Task goal:
Look for the word "unknown" in the entries below, then copy every line that has it.

----- Input for this task

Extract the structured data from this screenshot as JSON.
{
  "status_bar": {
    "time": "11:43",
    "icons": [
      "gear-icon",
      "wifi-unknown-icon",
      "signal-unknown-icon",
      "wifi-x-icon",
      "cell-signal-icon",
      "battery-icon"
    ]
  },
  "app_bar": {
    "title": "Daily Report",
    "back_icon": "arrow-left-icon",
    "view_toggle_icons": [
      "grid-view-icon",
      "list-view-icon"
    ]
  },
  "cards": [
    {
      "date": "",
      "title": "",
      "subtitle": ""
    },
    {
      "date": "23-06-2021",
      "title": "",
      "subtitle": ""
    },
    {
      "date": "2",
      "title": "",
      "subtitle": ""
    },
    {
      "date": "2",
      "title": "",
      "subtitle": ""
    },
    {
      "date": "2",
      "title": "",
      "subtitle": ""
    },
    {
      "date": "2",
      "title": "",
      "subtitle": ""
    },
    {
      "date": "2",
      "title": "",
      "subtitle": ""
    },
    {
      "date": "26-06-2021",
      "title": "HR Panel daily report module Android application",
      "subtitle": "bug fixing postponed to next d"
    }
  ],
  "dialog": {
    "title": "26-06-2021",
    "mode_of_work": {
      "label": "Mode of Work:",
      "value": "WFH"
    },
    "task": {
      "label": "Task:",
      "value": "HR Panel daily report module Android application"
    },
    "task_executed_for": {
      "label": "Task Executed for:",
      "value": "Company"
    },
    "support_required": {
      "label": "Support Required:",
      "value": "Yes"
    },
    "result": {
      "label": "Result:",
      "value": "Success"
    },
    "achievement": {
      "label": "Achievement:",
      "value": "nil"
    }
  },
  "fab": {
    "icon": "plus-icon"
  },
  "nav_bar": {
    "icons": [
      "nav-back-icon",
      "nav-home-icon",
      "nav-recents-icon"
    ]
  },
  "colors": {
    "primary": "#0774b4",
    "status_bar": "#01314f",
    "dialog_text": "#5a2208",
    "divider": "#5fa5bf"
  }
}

----------

Finished answer:
      "wifi-unknown-icon",
      "signal-unknown-icon",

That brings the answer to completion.